(Excerpts from a layout annotation set)

--------------------------------

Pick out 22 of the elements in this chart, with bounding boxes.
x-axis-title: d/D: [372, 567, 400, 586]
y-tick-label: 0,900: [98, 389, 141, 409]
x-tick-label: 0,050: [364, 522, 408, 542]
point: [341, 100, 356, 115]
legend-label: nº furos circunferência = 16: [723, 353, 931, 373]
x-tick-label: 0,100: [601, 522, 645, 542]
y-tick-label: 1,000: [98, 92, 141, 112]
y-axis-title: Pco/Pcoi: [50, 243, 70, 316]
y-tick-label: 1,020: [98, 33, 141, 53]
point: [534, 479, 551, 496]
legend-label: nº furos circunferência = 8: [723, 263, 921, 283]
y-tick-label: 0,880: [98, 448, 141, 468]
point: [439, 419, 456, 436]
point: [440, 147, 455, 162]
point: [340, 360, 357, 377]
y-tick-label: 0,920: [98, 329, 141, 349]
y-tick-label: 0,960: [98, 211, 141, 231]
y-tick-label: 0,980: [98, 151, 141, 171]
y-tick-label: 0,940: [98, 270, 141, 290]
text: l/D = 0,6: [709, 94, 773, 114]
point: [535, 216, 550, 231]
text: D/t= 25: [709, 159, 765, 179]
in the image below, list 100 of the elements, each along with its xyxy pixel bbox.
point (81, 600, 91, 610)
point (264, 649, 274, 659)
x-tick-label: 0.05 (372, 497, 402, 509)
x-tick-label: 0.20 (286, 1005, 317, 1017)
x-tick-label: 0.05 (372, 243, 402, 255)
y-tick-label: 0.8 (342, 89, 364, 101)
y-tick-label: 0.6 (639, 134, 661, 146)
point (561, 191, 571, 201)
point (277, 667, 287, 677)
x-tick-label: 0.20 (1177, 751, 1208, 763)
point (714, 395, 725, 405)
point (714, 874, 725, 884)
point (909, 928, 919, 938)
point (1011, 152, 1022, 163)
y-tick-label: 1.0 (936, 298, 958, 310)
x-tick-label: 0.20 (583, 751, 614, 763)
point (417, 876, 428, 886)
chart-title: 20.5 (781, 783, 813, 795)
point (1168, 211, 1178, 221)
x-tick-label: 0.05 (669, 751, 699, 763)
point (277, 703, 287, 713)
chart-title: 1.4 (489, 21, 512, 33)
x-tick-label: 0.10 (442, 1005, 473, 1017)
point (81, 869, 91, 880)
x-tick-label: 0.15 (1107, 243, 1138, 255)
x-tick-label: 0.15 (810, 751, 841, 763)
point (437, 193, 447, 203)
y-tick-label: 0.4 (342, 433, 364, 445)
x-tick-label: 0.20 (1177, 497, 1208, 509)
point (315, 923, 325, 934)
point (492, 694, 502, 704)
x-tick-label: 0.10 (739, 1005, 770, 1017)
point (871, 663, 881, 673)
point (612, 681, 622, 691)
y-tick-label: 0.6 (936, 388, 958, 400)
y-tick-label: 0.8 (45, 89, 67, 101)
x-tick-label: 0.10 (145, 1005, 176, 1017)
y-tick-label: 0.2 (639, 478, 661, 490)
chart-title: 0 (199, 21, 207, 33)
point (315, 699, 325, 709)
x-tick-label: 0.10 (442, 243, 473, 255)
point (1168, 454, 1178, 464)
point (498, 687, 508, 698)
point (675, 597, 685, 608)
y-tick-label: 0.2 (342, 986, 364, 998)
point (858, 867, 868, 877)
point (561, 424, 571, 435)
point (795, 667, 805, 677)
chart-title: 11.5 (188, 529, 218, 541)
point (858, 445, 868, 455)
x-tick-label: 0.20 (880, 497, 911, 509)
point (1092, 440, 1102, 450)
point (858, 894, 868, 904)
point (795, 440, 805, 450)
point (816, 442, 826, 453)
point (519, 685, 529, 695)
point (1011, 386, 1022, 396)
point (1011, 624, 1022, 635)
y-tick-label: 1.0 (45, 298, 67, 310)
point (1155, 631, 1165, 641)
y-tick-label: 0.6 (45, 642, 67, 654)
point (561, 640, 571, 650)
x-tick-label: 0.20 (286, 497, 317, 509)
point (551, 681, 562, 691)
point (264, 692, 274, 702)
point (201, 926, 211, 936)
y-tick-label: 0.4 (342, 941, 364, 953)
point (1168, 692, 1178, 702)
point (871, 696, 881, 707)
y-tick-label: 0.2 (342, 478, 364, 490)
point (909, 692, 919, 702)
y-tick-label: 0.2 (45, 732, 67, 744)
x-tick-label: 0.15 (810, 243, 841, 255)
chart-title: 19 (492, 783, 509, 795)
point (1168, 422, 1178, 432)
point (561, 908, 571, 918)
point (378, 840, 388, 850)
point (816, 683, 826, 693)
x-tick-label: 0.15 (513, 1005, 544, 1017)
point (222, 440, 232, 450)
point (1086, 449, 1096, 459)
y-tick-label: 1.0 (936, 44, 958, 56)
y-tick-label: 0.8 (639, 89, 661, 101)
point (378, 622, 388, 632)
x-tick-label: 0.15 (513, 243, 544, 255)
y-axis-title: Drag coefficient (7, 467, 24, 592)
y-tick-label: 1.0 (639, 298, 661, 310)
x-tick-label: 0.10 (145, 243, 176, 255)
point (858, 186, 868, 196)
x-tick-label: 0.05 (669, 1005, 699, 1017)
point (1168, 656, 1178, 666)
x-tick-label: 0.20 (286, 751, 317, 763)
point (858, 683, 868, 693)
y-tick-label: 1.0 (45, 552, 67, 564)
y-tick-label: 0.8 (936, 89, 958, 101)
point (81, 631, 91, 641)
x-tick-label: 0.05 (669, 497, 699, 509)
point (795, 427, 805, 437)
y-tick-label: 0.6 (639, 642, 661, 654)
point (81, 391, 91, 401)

--------------------------------

Short task ->
Copy out every item above again, substituting "plot-title" wherever "chart-title" occurs and leaving all other text unchanged.

Problem solution ->
Pick out 22 of the elements in this chart, with bounding boxes.
x-axis-title: d/D: [372, 567, 400, 586]
y-tick-label: 0,900: [98, 389, 141, 409]
x-tick-label: 0,050: [364, 522, 408, 542]
point: [341, 100, 356, 115]
legend-label: nº furos circunferência = 16: [723, 353, 931, 373]
x-tick-label: 0,100: [601, 522, 645, 542]
y-tick-label: 1,000: [98, 92, 141, 112]
y-axis-title: Pco/Pcoi: [50, 243, 70, 316]
y-tick-label: 1,020: [98, 33, 141, 53]
point: [534, 479, 551, 496]
legend-label: nº furos circunferência = 8: [723, 263, 921, 283]
y-tick-label: 0,880: [98, 448, 141, 468]
point: [439, 419, 456, 436]
point: [440, 147, 455, 162]
point: [340, 360, 357, 377]
y-tick-label: 0,920: [98, 329, 141, 349]
y-tick-label: 0,960: [98, 211, 141, 231]
y-tick-label: 0,980: [98, 151, 141, 171]
y-tick-label: 0,940: [98, 270, 141, 290]
text: l/D = 0,6: [709, 94, 773, 114]
point: [535, 216, 550, 231]
text: D/t= 25: [709, 159, 765, 179]
in the image below, list 100 of the elements, each along with its xyxy pixel bbox.
point (81, 600, 91, 610)
point (264, 649, 274, 659)
x-tick-label: 0.05 (372, 497, 402, 509)
x-tick-label: 0.20 (286, 1005, 317, 1017)
x-tick-label: 0.05 (372, 243, 402, 255)
y-tick-label: 0.8 (342, 89, 364, 101)
y-tick-label: 0.6 (639, 134, 661, 146)
point (561, 191, 571, 201)
point (277, 667, 287, 677)
x-tick-label: 0.20 (1177, 751, 1208, 763)
point (714, 395, 725, 405)
point (714, 874, 725, 884)
point (909, 928, 919, 938)
point (1011, 152, 1022, 163)
y-tick-label: 1.0 (936, 298, 958, 310)
x-tick-label: 0.20 (583, 751, 614, 763)
point (417, 876, 428, 886)
plot-title: 20.5 (781, 783, 813, 795)
point (1168, 211, 1178, 221)
x-tick-label: 0.05 (669, 751, 699, 763)
point (277, 703, 287, 713)
plot-title: 1.4 (489, 21, 512, 33)
x-tick-label: 0.10 (442, 1005, 473, 1017)
point (81, 869, 91, 880)
x-tick-label: 0.15 (1107, 243, 1138, 255)
x-tick-label: 0.15 (810, 751, 841, 763)
point (437, 193, 447, 203)
y-tick-label: 0.4 (342, 433, 364, 445)
x-tick-label: 0.20 (1177, 497, 1208, 509)
point (315, 923, 325, 934)
point (492, 694, 502, 704)
x-tick-label: 0.10 (739, 1005, 770, 1017)
point (871, 663, 881, 673)
point (612, 681, 622, 691)
y-tick-label: 0.6 (936, 388, 958, 400)
y-tick-label: 0.8 (45, 89, 67, 101)
x-tick-label: 0.10 (145, 1005, 176, 1017)
y-tick-label: 0.2 (639, 478, 661, 490)
plot-title: 0 (199, 21, 207, 33)
point (315, 699, 325, 709)
x-tick-label: 0.10 (442, 243, 473, 255)
point (1168, 454, 1178, 464)
point (498, 687, 508, 698)
point (675, 597, 685, 608)
y-tick-label: 0.2 (342, 986, 364, 998)
point (858, 867, 868, 877)
point (561, 424, 571, 435)
point (795, 667, 805, 677)
plot-title: 11.5 (188, 529, 218, 541)
point (858, 445, 868, 455)
x-tick-label: 0.20 (880, 497, 911, 509)
point (1092, 440, 1102, 450)
point (858, 894, 868, 904)
point (795, 440, 805, 450)
point (816, 442, 826, 453)
point (519, 685, 529, 695)
point (1011, 386, 1022, 396)
point (1011, 624, 1022, 635)
y-tick-label: 1.0 (45, 298, 67, 310)
point (1155, 631, 1165, 641)
y-tick-label: 0.6 (45, 642, 67, 654)
point (561, 640, 571, 650)
x-tick-label: 0.20 (286, 497, 317, 509)
point (551, 681, 562, 691)
point (264, 692, 274, 702)
point (201, 926, 211, 936)
y-tick-label: 0.4 (342, 941, 364, 953)
point (1168, 692, 1178, 702)
point (871, 696, 881, 707)
y-tick-label: 0.2 (342, 478, 364, 490)
point (909, 692, 919, 702)
y-tick-label: 0.2 (45, 732, 67, 744)
x-tick-label: 0.15 (810, 243, 841, 255)
plot-title: 19 (492, 783, 509, 795)
point (1168, 422, 1178, 432)
point (561, 908, 571, 918)
point (378, 840, 388, 850)
point (816, 683, 826, 693)
x-tick-label: 0.15 (513, 1005, 544, 1017)
point (222, 440, 232, 450)
point (1086, 449, 1096, 459)
y-tick-label: 1.0 (936, 44, 958, 56)
y-tick-label: 0.8 (639, 89, 661, 101)
point (378, 622, 388, 632)
x-tick-label: 0.15 (513, 243, 544, 255)
y-axis-title: Drag coefficient (7, 467, 24, 592)
y-tick-label: 1.0 (639, 298, 661, 310)
x-tick-label: 0.10 (145, 243, 176, 255)
point (858, 186, 868, 196)
x-tick-label: 0.05 (669, 1005, 699, 1017)
point (1168, 656, 1178, 666)
x-tick-label: 0.20 (286, 751, 317, 763)
point (858, 683, 868, 693)
y-tick-label: 1.0 (45, 552, 67, 564)
y-tick-label: 0.8 (936, 89, 958, 101)
point (81, 631, 91, 641)
x-tick-label: 0.05 (669, 497, 699, 509)
point (795, 427, 805, 437)
y-tick-label: 0.6 (639, 642, 661, 654)
point (81, 391, 91, 401)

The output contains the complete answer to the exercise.